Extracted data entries
## start
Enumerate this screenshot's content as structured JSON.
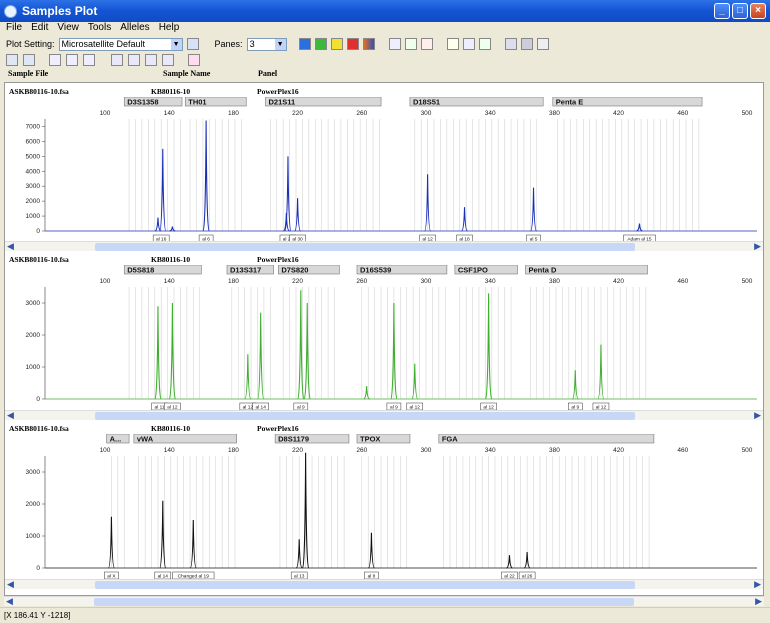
{
  "window": {
    "title": "Samples Plot"
  },
  "menu": [
    "File",
    "Edit",
    "View",
    "Tools",
    "Alleles",
    "Help"
  ],
  "toolbar": {
    "plot_setting_label": "Plot Setting:",
    "plot_setting_value": "Microsatellite Default",
    "panes_label": "Panes:",
    "panes_value": "3"
  },
  "columns": {
    "sample_file": "Sample File",
    "sample_name": "Sample Name",
    "panel": "Panel"
  },
  "panes": [
    {
      "sample_file": "ASKB80116-10.fsa",
      "sample_name": "KB80116-10",
      "panel": "PowerPlex16",
      "color": "#1a2fb8",
      "markers": [
        {
          "name": "D3S1358",
          "start": 112,
          "end": 148
        },
        {
          "name": "TH01",
          "start": 150,
          "end": 188
        },
        {
          "name": "D21S11",
          "start": 200,
          "end": 272
        },
        {
          "name": "D18S51",
          "start": 290,
          "end": 373
        },
        {
          "name": "Penta E",
          "start": 379,
          "end": 472
        }
      ],
      "x_ticks": [
        100,
        140,
        180,
        220,
        260,
        300,
        340,
        380,
        420,
        460,
        500
      ],
      "y_ticks": [
        0,
        1000,
        2000,
        3000,
        4000,
        5000,
        6000,
        7000
      ],
      "y_max": 7500,
      "peaks": [
        {
          "x": 133,
          "y": 900
        },
        {
          "x": 136,
          "y": 5500
        },
        {
          "x": 142,
          "y": 300
        },
        {
          "x": 163,
          "y": 7400
        },
        {
          "x": 213,
          "y": 1200
        },
        {
          "x": 214,
          "y": 5000
        },
        {
          "x": 220,
          "y": 2200
        },
        {
          "x": 301,
          "y": 3800
        },
        {
          "x": 324,
          "y": 1600
        },
        {
          "x": 367,
          "y": 2900
        },
        {
          "x": 433,
          "y": 500
        }
      ],
      "allele_labels": [
        {
          "x": 135,
          "text": "al 16"
        },
        {
          "x": 163,
          "text": "al 6"
        },
        {
          "x": 214,
          "text": "al 28"
        },
        {
          "x": 220,
          "text": "al 30"
        },
        {
          "x": 301,
          "text": "al 12"
        },
        {
          "x": 324,
          "text": "al 18"
        },
        {
          "x": 367,
          "text": "al 5"
        },
        {
          "x": 433,
          "text": "Adam al 15"
        }
      ]
    },
    {
      "sample_file": "ASKB80116-10.fsa",
      "sample_name": "KB80116-10",
      "panel": "PowerPlex16",
      "color": "#3fae2f",
      "markers": [
        {
          "name": "D5S818",
          "start": 112,
          "end": 160
        },
        {
          "name": "D13S317",
          "start": 176,
          "end": 205
        },
        {
          "name": "D7S820",
          "start": 208,
          "end": 246
        },
        {
          "name": "D16S539",
          "start": 257,
          "end": 313
        },
        {
          "name": "CSF1PO",
          "start": 318,
          "end": 357
        },
        {
          "name": "Penta D",
          "start": 362,
          "end": 438
        }
      ],
      "x_ticks": [
        100,
        140,
        180,
        220,
        260,
        300,
        340,
        380,
        420,
        460,
        500
      ],
      "y_ticks": [
        0,
        1000,
        2000,
        3000
      ],
      "y_max": 3500,
      "peaks": [
        {
          "x": 133,
          "y": 2900
        },
        {
          "x": 142,
          "y": 3000
        },
        {
          "x": 189,
          "y": 1400
        },
        {
          "x": 197,
          "y": 2700
        },
        {
          "x": 222,
          "y": 3400
        },
        {
          "x": 226,
          "y": 3000
        },
        {
          "x": 263,
          "y": 400
        },
        {
          "x": 280,
          "y": 3000
        },
        {
          "x": 293,
          "y": 1100
        },
        {
          "x": 339,
          "y": 3300
        },
        {
          "x": 393,
          "y": 900
        },
        {
          "x": 409,
          "y": 1700
        }
      ],
      "allele_labels": [
        {
          "x": 134,
          "text": "al 11"
        },
        {
          "x": 142,
          "text": "al 12"
        },
        {
          "x": 189,
          "text": "al 12"
        },
        {
          "x": 197,
          "text": "al 14"
        },
        {
          "x": 222,
          "text": "al 9"
        },
        {
          "x": 280,
          "text": "al 9"
        },
        {
          "x": 293,
          "text": "al 12"
        },
        {
          "x": 339,
          "text": "al 12"
        },
        {
          "x": 393,
          "text": "al 9"
        },
        {
          "x": 409,
          "text": "al 12"
        },
        {
          "x": 225,
          "text": "al 10"
        }
      ]
    },
    {
      "sample_file": "ASKB80116-10.fsa",
      "sample_name": "KB80116-10",
      "panel": "PowerPlex16",
      "color": "#111111",
      "markers": [
        {
          "name": "A...",
          "start": 101,
          "end": 115
        },
        {
          "name": "vWA",
          "start": 118,
          "end": 182
        },
        {
          "name": "D8S1179",
          "start": 206,
          "end": 252
        },
        {
          "name": "TPOX",
          "start": 257,
          "end": 290
        },
        {
          "name": "FGA",
          "start": 308,
          "end": 442
        }
      ],
      "x_ticks": [
        100,
        140,
        180,
        220,
        260,
        300,
        340,
        380,
        420,
        460,
        500
      ],
      "y_ticks": [
        0,
        1000,
        2000,
        3000
      ],
      "y_max": 3500,
      "peaks": [
        {
          "x": 104,
          "y": 1600
        },
        {
          "x": 136,
          "y": 2100
        },
        {
          "x": 155,
          "y": 1500
        },
        {
          "x": 221,
          "y": 900
        },
        {
          "x": 225,
          "y": 3600
        },
        {
          "x": 266,
          "y": 1100
        },
        {
          "x": 352,
          "y": 400
        },
        {
          "x": 363,
          "y": 500
        }
      ],
      "allele_labels": [
        {
          "x": 104,
          "text": "al X"
        },
        {
          "x": 136,
          "text": "al 14"
        },
        {
          "x": 155,
          "text": "Changed al 19"
        },
        {
          "x": 221,
          "text": "al 13"
        },
        {
          "x": 266,
          "text": "al 8"
        },
        {
          "x": 352,
          "text": "al 22"
        },
        {
          "x": 363,
          "text": "al 26"
        },
        {
          "x": 225,
          "text": "al 14"
        }
      ]
    }
  ],
  "status": {
    "coords": "[X 186.41  Y -1218]"
  }
}
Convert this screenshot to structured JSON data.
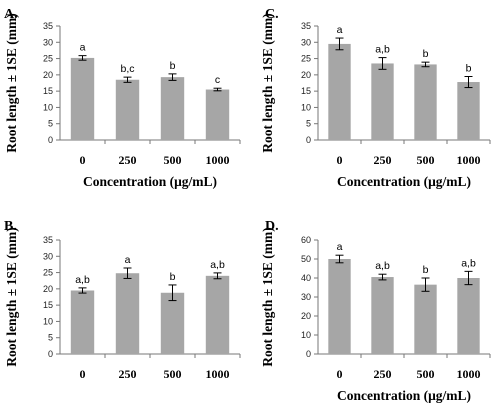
{
  "chart_data": [
    {
      "type": "bar",
      "panel_label": "A.",
      "categories": [
        "0",
        "250",
        "500",
        "1000"
      ],
      "values": [
        25.2,
        18.5,
        19.3,
        15.5
      ],
      "errors": [
        0.7,
        0.8,
        1.0,
        0.4
      ],
      "annotations": [
        "a",
        "b,c",
        "b",
        "c"
      ],
      "ylim": [
        0,
        35
      ],
      "yticks": [
        0,
        5,
        10,
        15,
        20,
        25,
        30,
        35
      ],
      "xlabel": "Concentration (μg/mL)",
      "ylabel": "Root length ± 1SE (mm)"
    },
    {
      "type": "bar",
      "panel_label": "B.",
      "categories": [
        "0",
        "250",
        "500",
        "1000"
      ],
      "values": [
        19.5,
        24.8,
        18.8,
        24.0
      ],
      "errors": [
        0.8,
        1.6,
        2.4,
        0.9
      ],
      "annotations": [
        "a,b",
        "a",
        "b",
        "a,b"
      ],
      "ylim": [
        0,
        35
      ],
      "yticks": [
        0,
        5,
        10,
        15,
        20,
        25,
        30,
        35
      ],
      "xlabel": "",
      "ylabel": "Root length ± 1SE (mm)"
    },
    {
      "type": "bar",
      "panel_label": "C.",
      "categories": [
        "0",
        "250",
        "500",
        "1000"
      ],
      "values": [
        29.5,
        23.5,
        23.2,
        17.8
      ],
      "errors": [
        1.8,
        1.8,
        0.7,
        1.7
      ],
      "annotations": [
        "a",
        "a,b",
        "b",
        "b"
      ],
      "ylim": [
        0,
        35
      ],
      "yticks": [
        0,
        5,
        10,
        15,
        20,
        25,
        30,
        35
      ],
      "xlabel": "Concentration (μg/mL)",
      "ylabel": "Root length ± 1SE (mm)"
    },
    {
      "type": "bar",
      "panel_label": "D.",
      "categories": [
        "0",
        "250",
        "500",
        "1000"
      ],
      "values": [
        50.0,
        40.5,
        36.5,
        40.0
      ],
      "errors": [
        2.0,
        1.5,
        3.5,
        3.5
      ],
      "annotations": [
        "a",
        "a,b",
        "b",
        "a,b"
      ],
      "ylim": [
        0,
        60
      ],
      "yticks": [
        0,
        10,
        20,
        30,
        40,
        50,
        60
      ],
      "xlabel": "Concentration (μg/mL)",
      "ylabel": "Root length ± 1SE (mm)"
    }
  ]
}
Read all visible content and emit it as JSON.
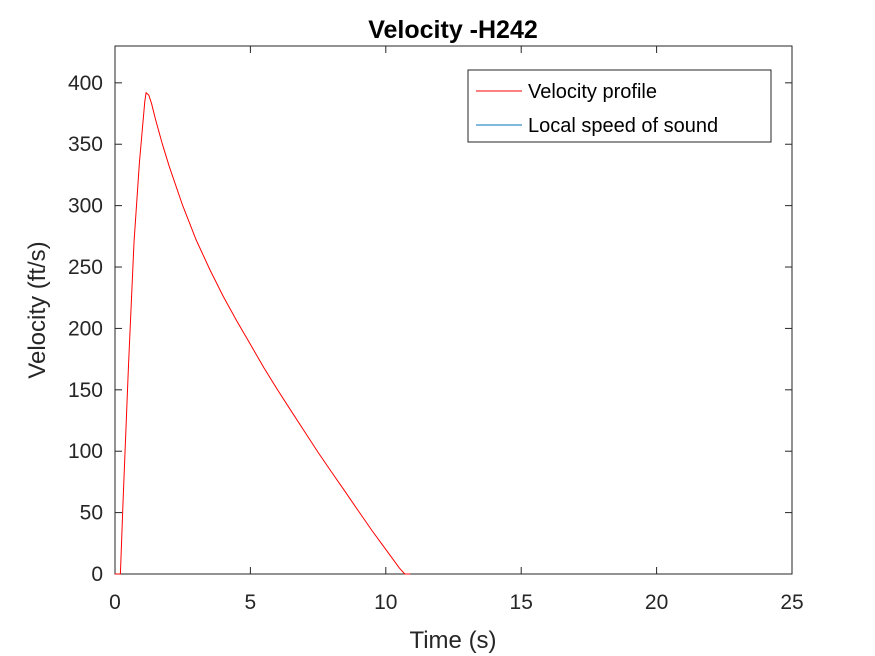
{
  "chart_data": {
    "type": "line",
    "title": "Velocity -H242",
    "xlabel": "Time (s)",
    "ylabel": "Velocity (ft/s)",
    "xlim": [
      0,
      25
    ],
    "ylim": [
      0,
      430
    ],
    "xticks": [
      0,
      5,
      10,
      15,
      20,
      25
    ],
    "yticks": [
      0,
      50,
      100,
      150,
      200,
      250,
      300,
      350,
      400
    ],
    "grid": false,
    "box": true,
    "legend_position": "top-right",
    "series": [
      {
        "name": "Velocity profile",
        "color": "#ff0000",
        "x": [
          0,
          0.2,
          0.3,
          0.5,
          0.7,
          0.9,
          1.0,
          1.1,
          1.15,
          1.25,
          1.35,
          1.5,
          1.75,
          2.0,
          2.5,
          3.0,
          3.5,
          4.0,
          4.5,
          5.0,
          5.5,
          6.0,
          6.5,
          7.0,
          7.5,
          8.0,
          8.5,
          9.0,
          9.5,
          10.0,
          10.5,
          10.7,
          10.8,
          10.9
        ],
        "y": [
          0,
          0,
          60,
          170,
          270,
          335,
          360,
          385,
          392,
          390,
          383,
          370,
          350,
          332,
          300,
          272,
          248,
          226,
          206,
          187,
          168,
          150,
          133,
          116,
          99,
          83,
          67,
          51,
          35,
          20,
          5,
          0,
          0,
          0
        ]
      },
      {
        "name": "Local speed of sound",
        "color": "#0072bd",
        "x": [],
        "y": []
      }
    ]
  }
}
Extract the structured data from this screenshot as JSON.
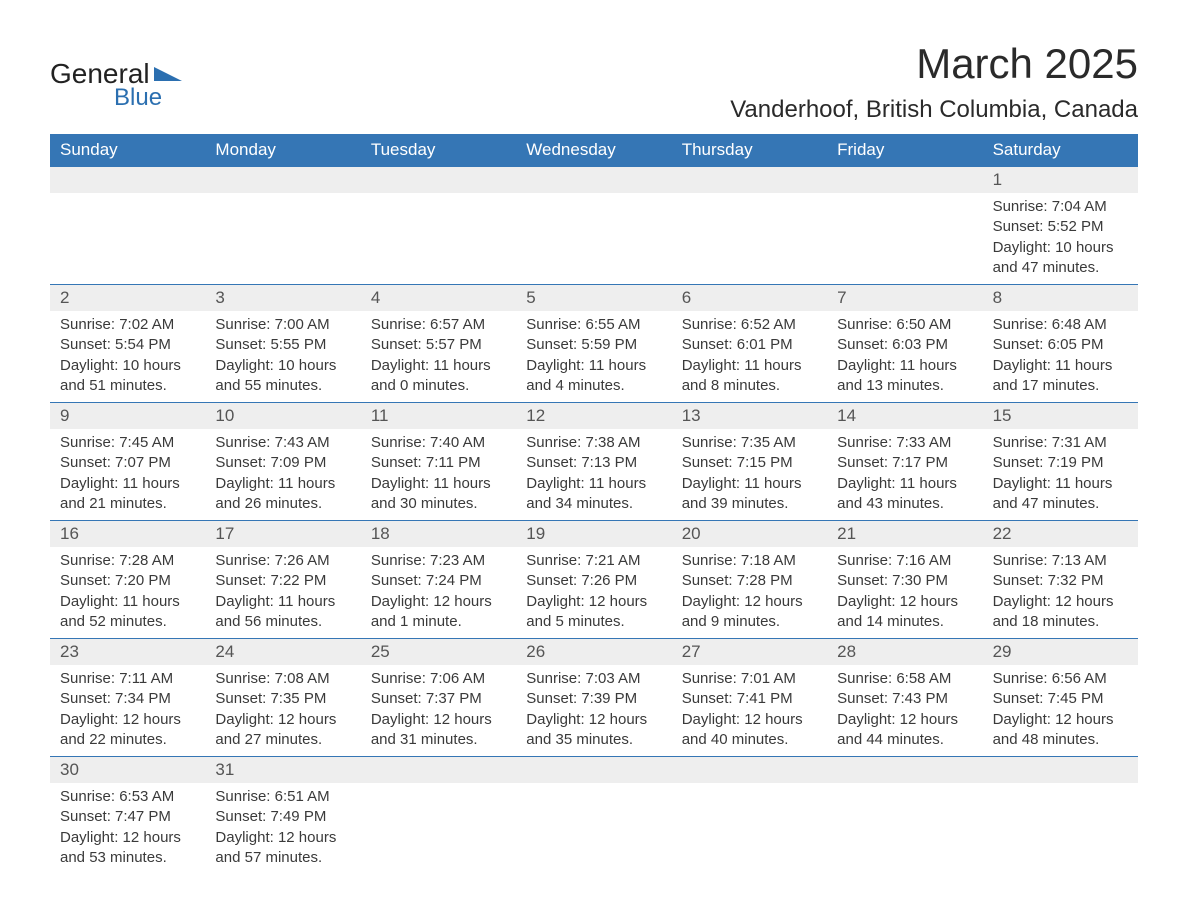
{
  "logo": {
    "general": "General",
    "blue": "Blue",
    "icon_color": "#2b6fb0"
  },
  "header": {
    "month_title": "March 2025",
    "location": "Vanderhoof, British Columbia, Canada"
  },
  "styling": {
    "header_bg": "#3576b5",
    "header_fg": "#ffffff",
    "band_bg": "#eeeeee",
    "border_color": "#3576b5",
    "body_text": "#3a3a3a",
    "title_fontsize_pt": 32,
    "location_fontsize_pt": 18,
    "dow_fontsize_pt": 13,
    "cell_fontsize_pt": 11
  },
  "calendar": {
    "type": "table",
    "days_of_week": [
      "Sunday",
      "Monday",
      "Tuesday",
      "Wednesday",
      "Thursday",
      "Friday",
      "Saturday"
    ],
    "weeks": [
      [
        null,
        null,
        null,
        null,
        null,
        null,
        {
          "d": "1",
          "sr": "Sunrise: 7:04 AM",
          "ss": "Sunset: 5:52 PM",
          "dl1": "Daylight: 10 hours",
          "dl2": "and 47 minutes."
        }
      ],
      [
        {
          "d": "2",
          "sr": "Sunrise: 7:02 AM",
          "ss": "Sunset: 5:54 PM",
          "dl1": "Daylight: 10 hours",
          "dl2": "and 51 minutes."
        },
        {
          "d": "3",
          "sr": "Sunrise: 7:00 AM",
          "ss": "Sunset: 5:55 PM",
          "dl1": "Daylight: 10 hours",
          "dl2": "and 55 minutes."
        },
        {
          "d": "4",
          "sr": "Sunrise: 6:57 AM",
          "ss": "Sunset: 5:57 PM",
          "dl1": "Daylight: 11 hours",
          "dl2": "and 0 minutes."
        },
        {
          "d": "5",
          "sr": "Sunrise: 6:55 AM",
          "ss": "Sunset: 5:59 PM",
          "dl1": "Daylight: 11 hours",
          "dl2": "and 4 minutes."
        },
        {
          "d": "6",
          "sr": "Sunrise: 6:52 AM",
          "ss": "Sunset: 6:01 PM",
          "dl1": "Daylight: 11 hours",
          "dl2": "and 8 minutes."
        },
        {
          "d": "7",
          "sr": "Sunrise: 6:50 AM",
          "ss": "Sunset: 6:03 PM",
          "dl1": "Daylight: 11 hours",
          "dl2": "and 13 minutes."
        },
        {
          "d": "8",
          "sr": "Sunrise: 6:48 AM",
          "ss": "Sunset: 6:05 PM",
          "dl1": "Daylight: 11 hours",
          "dl2": "and 17 minutes."
        }
      ],
      [
        {
          "d": "9",
          "sr": "Sunrise: 7:45 AM",
          "ss": "Sunset: 7:07 PM",
          "dl1": "Daylight: 11 hours",
          "dl2": "and 21 minutes."
        },
        {
          "d": "10",
          "sr": "Sunrise: 7:43 AM",
          "ss": "Sunset: 7:09 PM",
          "dl1": "Daylight: 11 hours",
          "dl2": "and 26 minutes."
        },
        {
          "d": "11",
          "sr": "Sunrise: 7:40 AM",
          "ss": "Sunset: 7:11 PM",
          "dl1": "Daylight: 11 hours",
          "dl2": "and 30 minutes."
        },
        {
          "d": "12",
          "sr": "Sunrise: 7:38 AM",
          "ss": "Sunset: 7:13 PM",
          "dl1": "Daylight: 11 hours",
          "dl2": "and 34 minutes."
        },
        {
          "d": "13",
          "sr": "Sunrise: 7:35 AM",
          "ss": "Sunset: 7:15 PM",
          "dl1": "Daylight: 11 hours",
          "dl2": "and 39 minutes."
        },
        {
          "d": "14",
          "sr": "Sunrise: 7:33 AM",
          "ss": "Sunset: 7:17 PM",
          "dl1": "Daylight: 11 hours",
          "dl2": "and 43 minutes."
        },
        {
          "d": "15",
          "sr": "Sunrise: 7:31 AM",
          "ss": "Sunset: 7:19 PM",
          "dl1": "Daylight: 11 hours",
          "dl2": "and 47 minutes."
        }
      ],
      [
        {
          "d": "16",
          "sr": "Sunrise: 7:28 AM",
          "ss": "Sunset: 7:20 PM",
          "dl1": "Daylight: 11 hours",
          "dl2": "and 52 minutes."
        },
        {
          "d": "17",
          "sr": "Sunrise: 7:26 AM",
          "ss": "Sunset: 7:22 PM",
          "dl1": "Daylight: 11 hours",
          "dl2": "and 56 minutes."
        },
        {
          "d": "18",
          "sr": "Sunrise: 7:23 AM",
          "ss": "Sunset: 7:24 PM",
          "dl1": "Daylight: 12 hours",
          "dl2": "and 1 minute."
        },
        {
          "d": "19",
          "sr": "Sunrise: 7:21 AM",
          "ss": "Sunset: 7:26 PM",
          "dl1": "Daylight: 12 hours",
          "dl2": "and 5 minutes."
        },
        {
          "d": "20",
          "sr": "Sunrise: 7:18 AM",
          "ss": "Sunset: 7:28 PM",
          "dl1": "Daylight: 12 hours",
          "dl2": "and 9 minutes."
        },
        {
          "d": "21",
          "sr": "Sunrise: 7:16 AM",
          "ss": "Sunset: 7:30 PM",
          "dl1": "Daylight: 12 hours",
          "dl2": "and 14 minutes."
        },
        {
          "d": "22",
          "sr": "Sunrise: 7:13 AM",
          "ss": "Sunset: 7:32 PM",
          "dl1": "Daylight: 12 hours",
          "dl2": "and 18 minutes."
        }
      ],
      [
        {
          "d": "23",
          "sr": "Sunrise: 7:11 AM",
          "ss": "Sunset: 7:34 PM",
          "dl1": "Daylight: 12 hours",
          "dl2": "and 22 minutes."
        },
        {
          "d": "24",
          "sr": "Sunrise: 7:08 AM",
          "ss": "Sunset: 7:35 PM",
          "dl1": "Daylight: 12 hours",
          "dl2": "and 27 minutes."
        },
        {
          "d": "25",
          "sr": "Sunrise: 7:06 AM",
          "ss": "Sunset: 7:37 PM",
          "dl1": "Daylight: 12 hours",
          "dl2": "and 31 minutes."
        },
        {
          "d": "26",
          "sr": "Sunrise: 7:03 AM",
          "ss": "Sunset: 7:39 PM",
          "dl1": "Daylight: 12 hours",
          "dl2": "and 35 minutes."
        },
        {
          "d": "27",
          "sr": "Sunrise: 7:01 AM",
          "ss": "Sunset: 7:41 PM",
          "dl1": "Daylight: 12 hours",
          "dl2": "and 40 minutes."
        },
        {
          "d": "28",
          "sr": "Sunrise: 6:58 AM",
          "ss": "Sunset: 7:43 PM",
          "dl1": "Daylight: 12 hours",
          "dl2": "and 44 minutes."
        },
        {
          "d": "29",
          "sr": "Sunrise: 6:56 AM",
          "ss": "Sunset: 7:45 PM",
          "dl1": "Daylight: 12 hours",
          "dl2": "and 48 minutes."
        }
      ],
      [
        {
          "d": "30",
          "sr": "Sunrise: 6:53 AM",
          "ss": "Sunset: 7:47 PM",
          "dl1": "Daylight: 12 hours",
          "dl2": "and 53 minutes."
        },
        {
          "d": "31",
          "sr": "Sunrise: 6:51 AM",
          "ss": "Sunset: 7:49 PM",
          "dl1": "Daylight: 12 hours",
          "dl2": "and 57 minutes."
        },
        null,
        null,
        null,
        null,
        null
      ]
    ]
  }
}
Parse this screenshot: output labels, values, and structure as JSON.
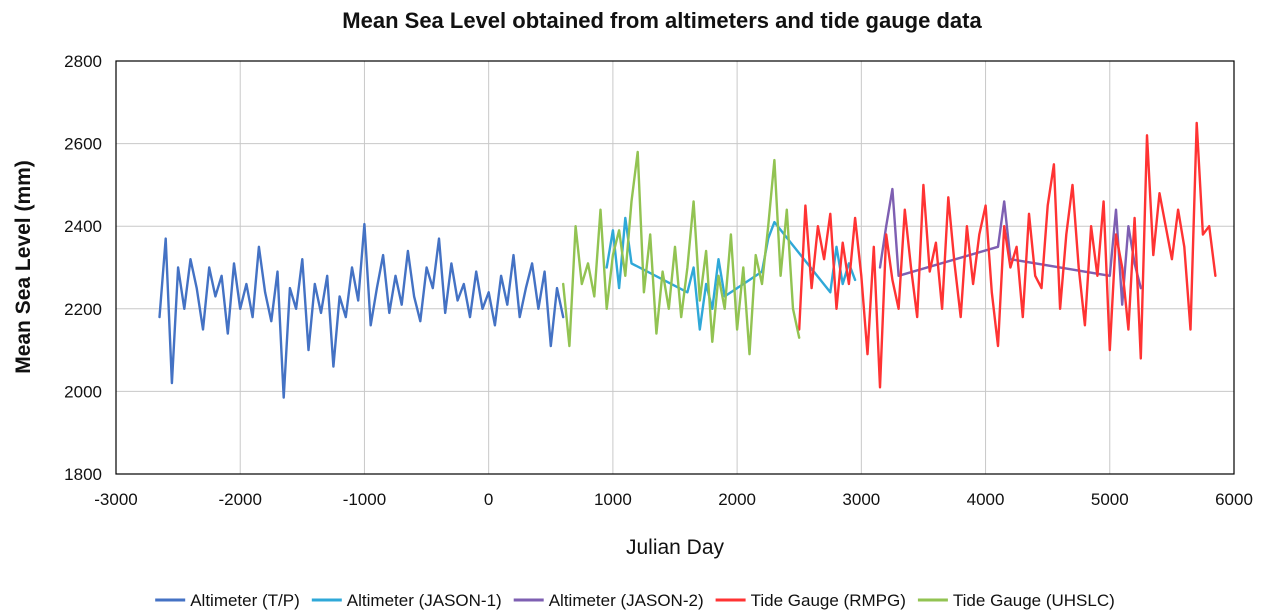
## end
TASK OBJECTIVE: Pull out each line containing the word "Velocity" and copy it.

WRITTEN RESPONSE:
    "title": "Velocity -H242",
    "ylabel": "Velocity (ft/s)",
        "name": "Velocity profile",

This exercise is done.